<<<<
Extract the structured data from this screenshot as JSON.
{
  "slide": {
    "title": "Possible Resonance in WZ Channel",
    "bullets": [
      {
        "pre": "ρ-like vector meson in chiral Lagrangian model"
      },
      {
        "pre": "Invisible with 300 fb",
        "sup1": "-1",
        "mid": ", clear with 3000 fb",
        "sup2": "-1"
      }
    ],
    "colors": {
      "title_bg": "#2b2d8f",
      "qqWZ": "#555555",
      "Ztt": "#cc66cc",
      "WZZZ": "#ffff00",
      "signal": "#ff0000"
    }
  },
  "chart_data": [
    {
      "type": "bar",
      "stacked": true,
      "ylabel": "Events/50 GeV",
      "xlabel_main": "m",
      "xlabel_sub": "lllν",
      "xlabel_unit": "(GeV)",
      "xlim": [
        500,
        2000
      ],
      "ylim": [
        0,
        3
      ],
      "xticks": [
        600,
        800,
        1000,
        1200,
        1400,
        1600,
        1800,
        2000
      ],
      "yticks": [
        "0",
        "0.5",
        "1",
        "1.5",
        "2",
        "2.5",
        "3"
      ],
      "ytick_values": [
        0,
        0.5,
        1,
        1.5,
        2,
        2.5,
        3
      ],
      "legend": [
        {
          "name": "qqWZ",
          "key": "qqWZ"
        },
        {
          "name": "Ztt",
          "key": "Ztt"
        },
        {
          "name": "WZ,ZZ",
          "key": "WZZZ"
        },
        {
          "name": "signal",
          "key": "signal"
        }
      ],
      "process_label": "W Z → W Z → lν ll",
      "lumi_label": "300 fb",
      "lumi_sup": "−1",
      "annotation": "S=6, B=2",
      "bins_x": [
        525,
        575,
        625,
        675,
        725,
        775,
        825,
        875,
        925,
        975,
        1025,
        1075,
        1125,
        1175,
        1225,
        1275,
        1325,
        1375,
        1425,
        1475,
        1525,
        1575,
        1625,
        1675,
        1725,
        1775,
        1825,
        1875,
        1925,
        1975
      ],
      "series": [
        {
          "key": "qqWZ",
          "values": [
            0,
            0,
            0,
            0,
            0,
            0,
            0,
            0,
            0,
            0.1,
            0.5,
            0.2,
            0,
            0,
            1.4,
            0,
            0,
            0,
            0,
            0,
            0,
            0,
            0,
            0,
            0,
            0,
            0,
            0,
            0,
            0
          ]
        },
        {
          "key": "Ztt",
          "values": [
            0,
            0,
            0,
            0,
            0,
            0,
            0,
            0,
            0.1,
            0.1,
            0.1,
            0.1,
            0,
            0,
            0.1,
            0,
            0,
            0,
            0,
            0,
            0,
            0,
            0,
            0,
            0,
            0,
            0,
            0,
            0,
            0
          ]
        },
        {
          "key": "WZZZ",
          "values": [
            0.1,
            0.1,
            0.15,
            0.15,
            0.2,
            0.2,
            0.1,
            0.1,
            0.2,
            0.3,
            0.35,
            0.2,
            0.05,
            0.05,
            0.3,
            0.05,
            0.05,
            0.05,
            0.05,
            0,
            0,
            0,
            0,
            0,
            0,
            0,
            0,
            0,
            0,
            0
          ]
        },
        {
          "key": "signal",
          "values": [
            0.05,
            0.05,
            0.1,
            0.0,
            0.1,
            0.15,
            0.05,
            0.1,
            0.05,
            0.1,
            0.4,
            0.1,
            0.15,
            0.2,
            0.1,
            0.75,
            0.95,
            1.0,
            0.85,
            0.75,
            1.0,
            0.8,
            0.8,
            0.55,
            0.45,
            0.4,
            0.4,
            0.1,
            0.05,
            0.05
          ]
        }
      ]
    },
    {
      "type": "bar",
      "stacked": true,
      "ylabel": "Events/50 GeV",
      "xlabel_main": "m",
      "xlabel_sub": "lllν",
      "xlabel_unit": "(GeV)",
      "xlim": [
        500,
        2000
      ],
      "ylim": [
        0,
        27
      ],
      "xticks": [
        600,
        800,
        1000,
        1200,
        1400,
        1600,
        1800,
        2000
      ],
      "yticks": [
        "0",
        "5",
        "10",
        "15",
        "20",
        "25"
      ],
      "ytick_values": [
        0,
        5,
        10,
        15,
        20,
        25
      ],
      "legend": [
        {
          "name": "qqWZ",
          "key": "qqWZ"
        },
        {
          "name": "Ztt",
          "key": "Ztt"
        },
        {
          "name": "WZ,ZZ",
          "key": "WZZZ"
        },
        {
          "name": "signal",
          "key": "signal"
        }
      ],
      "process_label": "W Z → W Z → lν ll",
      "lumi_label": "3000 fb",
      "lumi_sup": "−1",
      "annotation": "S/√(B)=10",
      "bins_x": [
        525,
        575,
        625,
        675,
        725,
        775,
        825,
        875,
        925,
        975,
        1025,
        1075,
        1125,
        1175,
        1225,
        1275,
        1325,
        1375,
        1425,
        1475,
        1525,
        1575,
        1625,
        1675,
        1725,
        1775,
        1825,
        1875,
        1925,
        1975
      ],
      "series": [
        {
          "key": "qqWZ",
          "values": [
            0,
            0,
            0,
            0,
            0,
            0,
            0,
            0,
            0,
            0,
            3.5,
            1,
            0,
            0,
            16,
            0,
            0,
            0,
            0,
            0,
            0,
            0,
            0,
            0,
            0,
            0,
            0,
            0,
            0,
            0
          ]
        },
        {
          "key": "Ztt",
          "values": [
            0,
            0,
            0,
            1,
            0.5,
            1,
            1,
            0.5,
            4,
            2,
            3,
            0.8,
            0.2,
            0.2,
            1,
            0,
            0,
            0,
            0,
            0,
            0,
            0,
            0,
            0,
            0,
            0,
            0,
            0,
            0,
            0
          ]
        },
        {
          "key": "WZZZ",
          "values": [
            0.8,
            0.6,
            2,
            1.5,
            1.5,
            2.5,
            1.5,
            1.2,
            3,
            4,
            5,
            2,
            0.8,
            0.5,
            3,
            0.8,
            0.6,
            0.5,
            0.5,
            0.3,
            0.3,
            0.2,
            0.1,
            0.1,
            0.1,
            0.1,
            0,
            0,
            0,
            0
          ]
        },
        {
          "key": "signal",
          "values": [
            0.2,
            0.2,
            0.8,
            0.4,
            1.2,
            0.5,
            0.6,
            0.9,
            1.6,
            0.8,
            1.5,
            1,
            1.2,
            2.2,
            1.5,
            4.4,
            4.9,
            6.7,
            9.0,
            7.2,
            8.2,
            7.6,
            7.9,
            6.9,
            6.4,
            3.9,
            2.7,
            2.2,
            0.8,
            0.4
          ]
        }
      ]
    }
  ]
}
>>>>
_STATED GOAL_: Copy out each line above, character for character.

_COMPLETE ANSWER_:
Extract the structured data from this screenshot as JSON.
{
  "slide": {
    "title": "Possible Resonance in WZ Channel",
    "bullets": [
      {
        "pre": "ρ-like vector meson in chiral Lagrangian model"
      },
      {
        "pre": "Invisible with 300 fb",
        "sup1": "-1",
        "mid": ", clear with 3000 fb",
        "sup2": "-1"
      }
    ],
    "colors": {
      "title_bg": "#2b2d8f",
      "qqWZ": "#555555",
      "Ztt": "#cc66cc",
      "WZZZ": "#ffff00",
      "signal": "#ff0000"
    }
  },
  "chart_data": [
    {
      "type": "bar",
      "stacked": true,
      "ylabel": "Events/50 GeV",
      "xlabel_main": "m",
      "xlabel_sub": "lllν",
      "xlabel_unit": "(GeV)",
      "xlim": [
        500,
        2000
      ],
      "ylim": [
        0,
        3
      ],
      "xticks": [
        600,
        800,
        1000,
        1200,
        1400,
        1600,
        1800,
        2000
      ],
      "yticks": [
        "0",
        "0.5",
        "1",
        "1.5",
        "2",
        "2.5",
        "3"
      ],
      "ytick_values": [
        0,
        0.5,
        1,
        1.5,
        2,
        2.5,
        3
      ],
      "legend": [
        {
          "name": "qqWZ",
          "key": "qqWZ"
        },
        {
          "name": "Ztt",
          "key": "Ztt"
        },
        {
          "name": "WZ,ZZ",
          "key": "WZZZ"
        },
        {
          "name": "signal",
          "key": "signal"
        }
      ],
      "process_label": "W Z → W Z → lν ll",
      "lumi_label": "300 fb",
      "lumi_sup": "−1",
      "annotation": "S=6, B=2",
      "bins_x": [
        525,
        575,
        625,
        675,
        725,
        775,
        825,
        875,
        925,
        975,
        1025,
        1075,
        1125,
        1175,
        1225,
        1275,
        1325,
        1375,
        1425,
        1475,
        1525,
        1575,
        1625,
        1675,
        1725,
        1775,
        1825,
        1875,
        1925,
        1975
      ],
      "series": [
        {
          "key": "qqWZ",
          "values": [
            0,
            0,
            0,
            0,
            0,
            0,
            0,
            0,
            0,
            0.1,
            0.5,
            0.2,
            0,
            0,
            1.4,
            0,
            0,
            0,
            0,
            0,
            0,
            0,
            0,
            0,
            0,
            0,
            0,
            0,
            0,
            0
          ]
        },
        {
          "key": "Ztt",
          "values": [
            0,
            0,
            0,
            0,
            0,
            0,
            0,
            0,
            0.1,
            0.1,
            0.1,
            0.1,
            0,
            0,
            0.1,
            0,
            0,
            0,
            0,
            0,
            0,
            0,
            0,
            0,
            0,
            0,
            0,
            0,
            0,
            0
          ]
        },
        {
          "key": "WZZZ",
          "values": [
            0.1,
            0.1,
            0.15,
            0.15,
            0.2,
            0.2,
            0.1,
            0.1,
            0.2,
            0.3,
            0.35,
            0.2,
            0.05,
            0.05,
            0.3,
            0.05,
            0.05,
            0.05,
            0.05,
            0,
            0,
            0,
            0,
            0,
            0,
            0,
            0,
            0,
            0,
            0
          ]
        },
        {
          "key": "signal",
          "values": [
            0.05,
            0.05,
            0.1,
            0.0,
            0.1,
            0.15,
            0.05,
            0.1,
            0.05,
            0.1,
            0.4,
            0.1,
            0.15,
            0.2,
            0.1,
            0.75,
            0.95,
            1.0,
            0.85,
            0.75,
            1.0,
            0.8,
            0.8,
            0.55,
            0.45,
            0.4,
            0.4,
            0.1,
            0.05,
            0.05
          ]
        }
      ]
    },
    {
      "type": "bar",
      "stacked": true,
      "ylabel": "Events/50 GeV",
      "xlabel_main": "m",
      "xlabel_sub": "lllν",
      "xlabel_unit": "(GeV)",
      "xlim": [
        500,
        2000
      ],
      "ylim": [
        0,
        27
      ],
      "xticks": [
        600,
        800,
        1000,
        1200,
        1400,
        1600,
        1800,
        2000
      ],
      "yticks": [
        "0",
        "5",
        "10",
        "15",
        "20",
        "25"
      ],
      "ytick_values": [
        0,
        5,
        10,
        15,
        20,
        25
      ],
      "legend": [
        {
          "name": "qqWZ",
          "key": "qqWZ"
        },
        {
          "name": "Ztt",
          "key": "Ztt"
        },
        {
          "name": "WZ,ZZ",
          "key": "WZZZ"
        },
        {
          "name": "signal",
          "key": "signal"
        }
      ],
      "process_label": "W Z → W Z → lν ll",
      "lumi_label": "3000 fb",
      "lumi_sup": "−1",
      "annotation": "S/√(B)=10",
      "bins_x": [
        525,
        575,
        625,
        675,
        725,
        775,
        825,
        875,
        925,
        975,
        1025,
        1075,
        1125,
        1175,
        1225,
        1275,
        1325,
        1375,
        1425,
        1475,
        1525,
        1575,
        1625,
        1675,
        1725,
        1775,
        1825,
        1875,
        1925,
        1975
      ],
      "series": [
        {
          "key": "qqWZ",
          "values": [
            0,
            0,
            0,
            0,
            0,
            0,
            0,
            0,
            0,
            0,
            3.5,
            1,
            0,
            0,
            16,
            0,
            0,
            0,
            0,
            0,
            0,
            0,
            0,
            0,
            0,
            0,
            0,
            0,
            0,
            0
          ]
        },
        {
          "key": "Ztt",
          "values": [
            0,
            0,
            0,
            1,
            0.5,
            1,
            1,
            0.5,
            4,
            2,
            3,
            0.8,
            0.2,
            0.2,
            1,
            0,
            0,
            0,
            0,
            0,
            0,
            0,
            0,
            0,
            0,
            0,
            0,
            0,
            0,
            0
          ]
        },
        {
          "key": "WZZZ",
          "values": [
            0.8,
            0.6,
            2,
            1.5,
            1.5,
            2.5,
            1.5,
            1.2,
            3,
            4,
            5,
            2,
            0.8,
            0.5,
            3,
            0.8,
            0.6,
            0.5,
            0.5,
            0.3,
            0.3,
            0.2,
            0.1,
            0.1,
            0.1,
            0.1,
            0,
            0,
            0,
            0
          ]
        },
        {
          "key": "signal",
          "values": [
            0.2,
            0.2,
            0.8,
            0.4,
            1.2,
            0.5,
            0.6,
            0.9,
            1.6,
            0.8,
            1.5,
            1,
            1.2,
            2.2,
            1.5,
            4.4,
            4.9,
            6.7,
            9.0,
            7.2,
            8.2,
            7.6,
            7.9,
            6.9,
            6.4,
            3.9,
            2.7,
            2.2,
            0.8,
            0.4
          ]
        }
      ]
    }
  ]
}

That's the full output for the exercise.